[begin DATA FOR THE TASK]
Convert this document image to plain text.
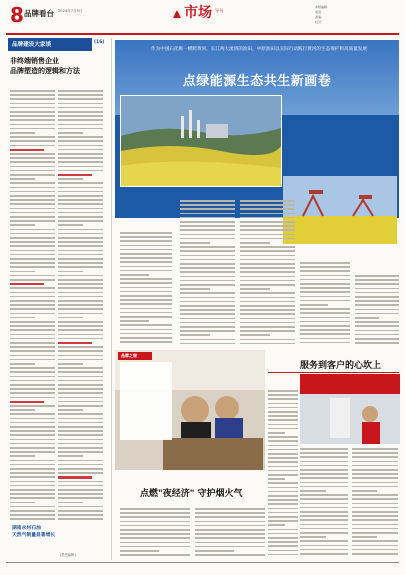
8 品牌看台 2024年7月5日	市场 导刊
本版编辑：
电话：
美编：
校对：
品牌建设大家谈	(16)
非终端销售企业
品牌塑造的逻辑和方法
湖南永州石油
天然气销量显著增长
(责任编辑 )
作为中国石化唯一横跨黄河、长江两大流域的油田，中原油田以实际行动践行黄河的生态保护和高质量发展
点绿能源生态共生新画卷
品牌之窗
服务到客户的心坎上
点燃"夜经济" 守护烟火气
[end DATA FOR THE TASK]
DIRECTIVE: Keep the pictures out of your copy, and repeat every entry above exactly.

FINISHED EXERCISE:
Convert this document image to plain text.
8 品牌看台 2024年7月5日	市场 导刊
本版编辑：
电话：
美编：
校对：
品牌建设大家谈	(16)
非终端销售企业
品牌塑造的逻辑和方法
湖南永州石油
天然气销量显著增长
(责任编辑 )
作为中国石化唯一横跨黄河、长江两大流域的油田，中原油田以实际行动践行黄河的生态保护和高质量发展
点绿能源生态共生新画卷
品牌之窗
服务到客户的心坎上
点燃"夜经济" 守护烟火气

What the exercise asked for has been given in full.